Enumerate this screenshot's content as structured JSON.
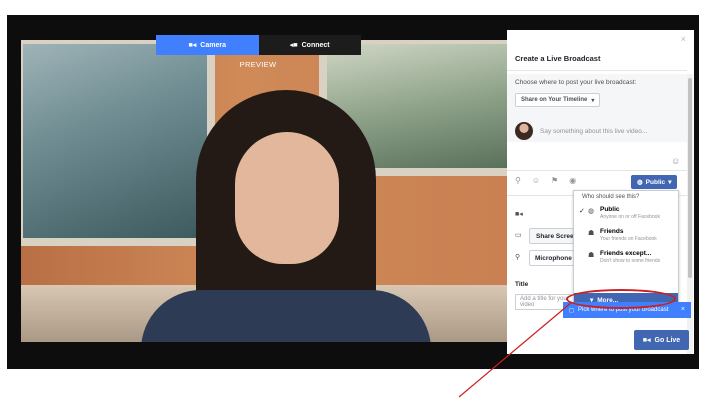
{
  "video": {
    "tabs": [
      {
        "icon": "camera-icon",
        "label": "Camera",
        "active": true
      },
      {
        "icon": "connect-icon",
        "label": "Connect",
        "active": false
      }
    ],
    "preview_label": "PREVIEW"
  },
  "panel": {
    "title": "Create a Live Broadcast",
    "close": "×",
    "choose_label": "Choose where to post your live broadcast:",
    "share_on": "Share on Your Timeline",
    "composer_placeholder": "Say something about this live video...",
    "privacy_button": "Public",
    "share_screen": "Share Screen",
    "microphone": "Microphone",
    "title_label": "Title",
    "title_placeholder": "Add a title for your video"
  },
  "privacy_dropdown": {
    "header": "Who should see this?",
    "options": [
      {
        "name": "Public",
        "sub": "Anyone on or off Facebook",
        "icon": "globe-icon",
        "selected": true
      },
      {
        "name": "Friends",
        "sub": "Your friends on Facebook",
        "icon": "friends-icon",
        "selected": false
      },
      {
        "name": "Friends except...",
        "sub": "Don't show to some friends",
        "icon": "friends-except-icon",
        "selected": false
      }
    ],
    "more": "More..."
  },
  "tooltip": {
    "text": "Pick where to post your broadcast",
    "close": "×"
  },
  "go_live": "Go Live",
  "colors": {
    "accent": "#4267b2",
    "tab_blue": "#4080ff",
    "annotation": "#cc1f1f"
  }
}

■ ■ ■

▶ _Given problem_:
Copy each line from the data above that includes "Share".

▶ _Complete output_:
    "share_on": "Share on Your Timeline",
    "share_screen": "Share Screen",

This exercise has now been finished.